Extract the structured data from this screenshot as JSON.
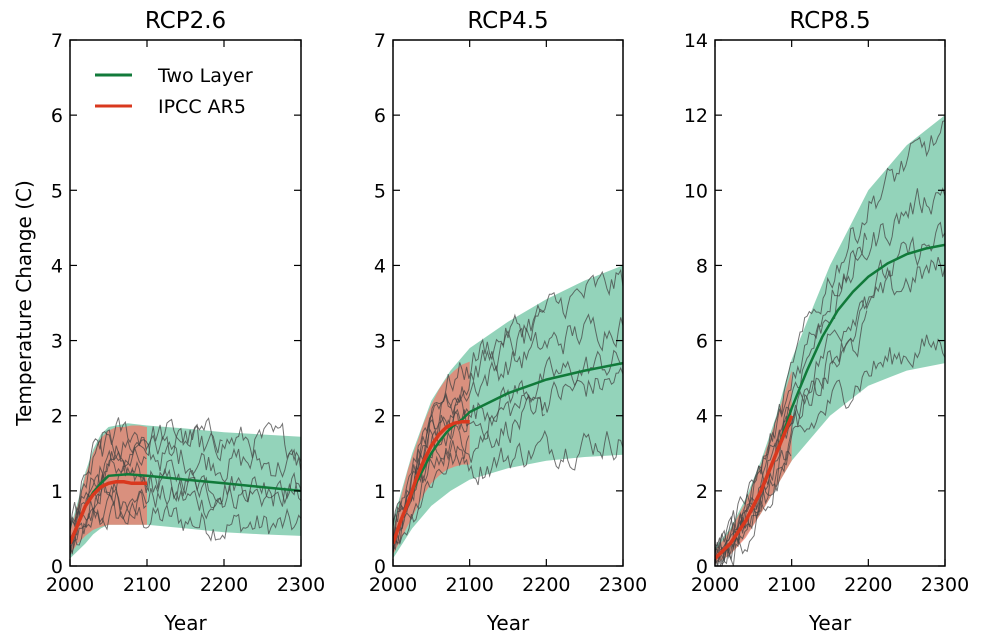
{
  "figure": {
    "ylabel": "Temperature Change (C)",
    "legend": {
      "placement": "upper-left of first panel",
      "items": [
        {
          "label": "Two Layer",
          "color": "#117a3a"
        },
        {
          "label": "IPCC AR5",
          "color": "#d9381e"
        }
      ]
    }
  },
  "colors": {
    "two_layer_line": "#117a3a",
    "two_layer_band": "#3aae82",
    "ipcc_line": "#d9381e",
    "ipcc_band": "#f07a6a",
    "model_runs": "#444444"
  },
  "chart_data": [
    {
      "type": "line",
      "title": "RCP2.6",
      "xlabel": "Year",
      "ylabel": "Temperature Change (C)",
      "xlim": [
        2000,
        2300
      ],
      "ylim": [
        0,
        7
      ],
      "xticks": [
        2000,
        2100,
        2200,
        2300
      ],
      "yticks": [
        0,
        1,
        2,
        3,
        4,
        5,
        6,
        7
      ],
      "series": [
        {
          "name": "Two Layer",
          "kind": "line",
          "x": [
            2000,
            2010,
            2020,
            2030,
            2040,
            2050,
            2075,
            2100,
            2150,
            2200,
            2250,
            2300
          ],
          "y": [
            0.3,
            0.55,
            0.8,
            0.98,
            1.1,
            1.2,
            1.22,
            1.2,
            1.15,
            1.1,
            1.05,
            1.0
          ]
        },
        {
          "name": "Two Layer",
          "kind": "band",
          "x": [
            2000,
            2010,
            2020,
            2030,
            2040,
            2050,
            2075,
            2100,
            2150,
            2200,
            2250,
            2300
          ],
          "lower": [
            0.1,
            0.2,
            0.3,
            0.42,
            0.5,
            0.55,
            0.55,
            0.55,
            0.5,
            0.45,
            0.42,
            0.4
          ],
          "upper": [
            0.5,
            0.85,
            1.25,
            1.55,
            1.75,
            1.85,
            1.9,
            1.87,
            1.83,
            1.78,
            1.75,
            1.72
          ]
        },
        {
          "name": "IPCC AR5",
          "kind": "line",
          "x": [
            2000,
            2010,
            2020,
            2030,
            2040,
            2050,
            2060,
            2070,
            2080,
            2090,
            2100
          ],
          "y": [
            0.3,
            0.55,
            0.8,
            0.95,
            1.05,
            1.1,
            1.12,
            1.12,
            1.1,
            1.1,
            1.1
          ]
        },
        {
          "name": "IPCC AR5",
          "kind": "band",
          "x": [
            2000,
            2010,
            2020,
            2030,
            2040,
            2050,
            2060,
            2070,
            2080,
            2090,
            2100
          ],
          "lower": [
            0.15,
            0.3,
            0.4,
            0.48,
            0.52,
            0.55,
            0.55,
            0.55,
            0.55,
            0.55,
            0.55
          ],
          "upper": [
            0.45,
            0.8,
            1.2,
            1.5,
            1.7,
            1.8,
            1.85,
            1.85,
            1.87,
            1.87,
            1.85
          ]
        }
      ]
    },
    {
      "type": "line",
      "title": "RCP4.5",
      "xlabel": "Year",
      "xlim": [
        2000,
        2300
      ],
      "ylim": [
        0,
        7
      ],
      "xticks": [
        2000,
        2100,
        2200,
        2300
      ],
      "yticks": [
        0,
        1,
        2,
        3,
        4,
        5,
        6,
        7
      ],
      "series": [
        {
          "name": "Two Layer",
          "kind": "line",
          "x": [
            2000,
            2010,
            2020,
            2030,
            2040,
            2050,
            2060,
            2070,
            2080,
            2090,
            2100,
            2150,
            2200,
            2250,
            2300
          ],
          "y": [
            0.3,
            0.6,
            0.85,
            1.1,
            1.3,
            1.5,
            1.65,
            1.78,
            1.88,
            1.95,
            2.05,
            2.3,
            2.48,
            2.6,
            2.7
          ]
        },
        {
          "name": "Two Layer",
          "kind": "band",
          "x": [
            2000,
            2025,
            2050,
            2075,
            2100,
            2150,
            2200,
            2250,
            2300
          ],
          "lower": [
            0.1,
            0.5,
            0.8,
            1.0,
            1.15,
            1.3,
            1.4,
            1.45,
            1.48
          ],
          "upper": [
            0.6,
            1.5,
            2.2,
            2.6,
            2.9,
            3.25,
            3.55,
            3.8,
            4.0
          ]
        },
        {
          "name": "IPCC AR5",
          "kind": "line",
          "x": [
            2000,
            2010,
            2020,
            2030,
            2040,
            2050,
            2060,
            2070,
            2080,
            2090,
            2100
          ],
          "y": [
            0.3,
            0.6,
            0.85,
            1.15,
            1.4,
            1.6,
            1.75,
            1.85,
            1.9,
            1.92,
            1.92
          ]
        },
        {
          "name": "IPCC AR5",
          "kind": "band",
          "x": [
            2000,
            2010,
            2020,
            2030,
            2040,
            2050,
            2060,
            2070,
            2080,
            2090,
            2100
          ],
          "lower": [
            0.15,
            0.35,
            0.55,
            0.75,
            0.95,
            1.1,
            1.2,
            1.28,
            1.32,
            1.35,
            1.35
          ],
          "upper": [
            0.45,
            0.9,
            1.3,
            1.6,
            1.9,
            2.15,
            2.35,
            2.5,
            2.6,
            2.68,
            2.72
          ]
        }
      ]
    },
    {
      "type": "line",
      "title": "RCP8.5",
      "xlabel": "Year",
      "xlim": [
        2000,
        2300
      ],
      "ylim": [
        0,
        14
      ],
      "xticks": [
        2000,
        2100,
        2200,
        2300
      ],
      "yticks": [
        0,
        2,
        4,
        6,
        8,
        10,
        12,
        14
      ],
      "series": [
        {
          "name": "Two Layer",
          "kind": "line",
          "x": [
            2000,
            2020,
            2040,
            2060,
            2080,
            2100,
            2120,
            2140,
            2160,
            2180,
            2200,
            2225,
            2250,
            2275,
            2300
          ],
          "y": [
            0.2,
            0.6,
            1.2,
            2.0,
            3.0,
            4.2,
            5.2,
            6.1,
            6.8,
            7.3,
            7.7,
            8.05,
            8.3,
            8.45,
            8.55
          ]
        },
        {
          "name": "Two Layer",
          "kind": "band",
          "x": [
            2000,
            2020,
            2040,
            2060,
            2080,
            2100,
            2150,
            2200,
            2250,
            2300
          ],
          "lower": [
            0.05,
            0.3,
            0.8,
            1.4,
            2.1,
            2.8,
            4.0,
            4.8,
            5.2,
            5.4
          ],
          "upper": [
            0.5,
            1.0,
            1.8,
            2.8,
            4.0,
            5.5,
            8.0,
            10.0,
            11.2,
            12.0
          ]
        },
        {
          "name": "IPCC AR5",
          "kind": "line",
          "x": [
            2000,
            2020,
            2040,
            2060,
            2080,
            2100
          ],
          "y": [
            0.2,
            0.6,
            1.2,
            2.0,
            3.0,
            4.0
          ]
        },
        {
          "name": "IPCC AR5",
          "kind": "band",
          "x": [
            2000,
            2020,
            2040,
            2060,
            2080,
            2100
          ],
          "lower": [
            0.05,
            0.3,
            0.75,
            1.4,
            2.1,
            2.8
          ],
          "upper": [
            0.4,
            0.95,
            1.7,
            2.7,
            3.9,
            5.2
          ]
        }
      ]
    }
  ]
}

+ + + +

- WRITTEN PROBLEM:
Keep every word of the data as it is when you write it out, but drop the pictures.

- RESPONSE TO THIS TASK:
Extract the structured data from this screenshot as JSON.
{
  "figure": {
    "ylabel": "Temperature Change (C)",
    "legend": {
      "placement": "upper-left of first panel",
      "items": [
        {
          "label": "Two Layer",
          "color": "#117a3a"
        },
        {
          "label": "IPCC AR5",
          "color": "#d9381e"
        }
      ]
    }
  },
  "colors": {
    "two_layer_line": "#117a3a",
    "two_layer_band": "#3aae82",
    "ipcc_line": "#d9381e",
    "ipcc_band": "#f07a6a",
    "model_runs": "#444444"
  },
  "chart_data": [
    {
      "type": "line",
      "title": "RCP2.6",
      "xlabel": "Year",
      "ylabel": "Temperature Change (C)",
      "xlim": [
        2000,
        2300
      ],
      "ylim": [
        0,
        7
      ],
      "xticks": [
        2000,
        2100,
        2200,
        2300
      ],
      "yticks": [
        0,
        1,
        2,
        3,
        4,
        5,
        6,
        7
      ],
      "series": [
        {
          "name": "Two Layer",
          "kind": "line",
          "x": [
            2000,
            2010,
            2020,
            2030,
            2040,
            2050,
            2075,
            2100,
            2150,
            2200,
            2250,
            2300
          ],
          "y": [
            0.3,
            0.55,
            0.8,
            0.98,
            1.1,
            1.2,
            1.22,
            1.2,
            1.15,
            1.1,
            1.05,
            1.0
          ]
        },
        {
          "name": "Two Layer",
          "kind": "band",
          "x": [
            2000,
            2010,
            2020,
            2030,
            2040,
            2050,
            2075,
            2100,
            2150,
            2200,
            2250,
            2300
          ],
          "lower": [
            0.1,
            0.2,
            0.3,
            0.42,
            0.5,
            0.55,
            0.55,
            0.55,
            0.5,
            0.45,
            0.42,
            0.4
          ],
          "upper": [
            0.5,
            0.85,
            1.25,
            1.55,
            1.75,
            1.85,
            1.9,
            1.87,
            1.83,
            1.78,
            1.75,
            1.72
          ]
        },
        {
          "name": "IPCC AR5",
          "kind": "line",
          "x": [
            2000,
            2010,
            2020,
            2030,
            2040,
            2050,
            2060,
            2070,
            2080,
            2090,
            2100
          ],
          "y": [
            0.3,
            0.55,
            0.8,
            0.95,
            1.05,
            1.1,
            1.12,
            1.12,
            1.1,
            1.1,
            1.1
          ]
        },
        {
          "name": "IPCC AR5",
          "kind": "band",
          "x": [
            2000,
            2010,
            2020,
            2030,
            2040,
            2050,
            2060,
            2070,
            2080,
            2090,
            2100
          ],
          "lower": [
            0.15,
            0.3,
            0.4,
            0.48,
            0.52,
            0.55,
            0.55,
            0.55,
            0.55,
            0.55,
            0.55
          ],
          "upper": [
            0.45,
            0.8,
            1.2,
            1.5,
            1.7,
            1.8,
            1.85,
            1.85,
            1.87,
            1.87,
            1.85
          ]
        }
      ]
    },
    {
      "type": "line",
      "title": "RCP4.5",
      "xlabel": "Year",
      "xlim": [
        2000,
        2300
      ],
      "ylim": [
        0,
        7
      ],
      "xticks": [
        2000,
        2100,
        2200,
        2300
      ],
      "yticks": [
        0,
        1,
        2,
        3,
        4,
        5,
        6,
        7
      ],
      "series": [
        {
          "name": "Two Layer",
          "kind": "line",
          "x": [
            2000,
            2010,
            2020,
            2030,
            2040,
            2050,
            2060,
            2070,
            2080,
            2090,
            2100,
            2150,
            2200,
            2250,
            2300
          ],
          "y": [
            0.3,
            0.6,
            0.85,
            1.1,
            1.3,
            1.5,
            1.65,
            1.78,
            1.88,
            1.95,
            2.05,
            2.3,
            2.48,
            2.6,
            2.7
          ]
        },
        {
          "name": "Two Layer",
          "kind": "band",
          "x": [
            2000,
            2025,
            2050,
            2075,
            2100,
            2150,
            2200,
            2250,
            2300
          ],
          "lower": [
            0.1,
            0.5,
            0.8,
            1.0,
            1.15,
            1.3,
            1.4,
            1.45,
            1.48
          ],
          "upper": [
            0.6,
            1.5,
            2.2,
            2.6,
            2.9,
            3.25,
            3.55,
            3.8,
            4.0
          ]
        },
        {
          "name": "IPCC AR5",
          "kind": "line",
          "x": [
            2000,
            2010,
            2020,
            2030,
            2040,
            2050,
            2060,
            2070,
            2080,
            2090,
            2100
          ],
          "y": [
            0.3,
            0.6,
            0.85,
            1.15,
            1.4,
            1.6,
            1.75,
            1.85,
            1.9,
            1.92,
            1.92
          ]
        },
        {
          "name": "IPCC AR5",
          "kind": "band",
          "x": [
            2000,
            2010,
            2020,
            2030,
            2040,
            2050,
            2060,
            2070,
            2080,
            2090,
            2100
          ],
          "lower": [
            0.15,
            0.35,
            0.55,
            0.75,
            0.95,
            1.1,
            1.2,
            1.28,
            1.32,
            1.35,
            1.35
          ],
          "upper": [
            0.45,
            0.9,
            1.3,
            1.6,
            1.9,
            2.15,
            2.35,
            2.5,
            2.6,
            2.68,
            2.72
          ]
        }
      ]
    },
    {
      "type": "line",
      "title": "RCP8.5",
      "xlabel": "Year",
      "xlim": [
        2000,
        2300
      ],
      "ylim": [
        0,
        14
      ],
      "xticks": [
        2000,
        2100,
        2200,
        2300
      ],
      "yticks": [
        0,
        2,
        4,
        6,
        8,
        10,
        12,
        14
      ],
      "series": [
        {
          "name": "Two Layer",
          "kind": "line",
          "x": [
            2000,
            2020,
            2040,
            2060,
            2080,
            2100,
            2120,
            2140,
            2160,
            2180,
            2200,
            2225,
            2250,
            2275,
            2300
          ],
          "y": [
            0.2,
            0.6,
            1.2,
            2.0,
            3.0,
            4.2,
            5.2,
            6.1,
            6.8,
            7.3,
            7.7,
            8.05,
            8.3,
            8.45,
            8.55
          ]
        },
        {
          "name": "Two Layer",
          "kind": "band",
          "x": [
            2000,
            2020,
            2040,
            2060,
            2080,
            2100,
            2150,
            2200,
            2250,
            2300
          ],
          "lower": [
            0.05,
            0.3,
            0.8,
            1.4,
            2.1,
            2.8,
            4.0,
            4.8,
            5.2,
            5.4
          ],
          "upper": [
            0.5,
            1.0,
            1.8,
            2.8,
            4.0,
            5.5,
            8.0,
            10.0,
            11.2,
            12.0
          ]
        },
        {
          "name": "IPCC AR5",
          "kind": "line",
          "x": [
            2000,
            2020,
            2040,
            2060,
            2080,
            2100
          ],
          "y": [
            0.2,
            0.6,
            1.2,
            2.0,
            3.0,
            4.0
          ]
        },
        {
          "name": "IPCC AR5",
          "kind": "band",
          "x": [
            2000,
            2020,
            2040,
            2060,
            2080,
            2100
          ],
          "lower": [
            0.05,
            0.3,
            0.75,
            1.4,
            2.1,
            2.8
          ],
          "upper": [
            0.4,
            0.95,
            1.7,
            2.7,
            3.9,
            5.2
          ]
        }
      ]
    }
  ]
}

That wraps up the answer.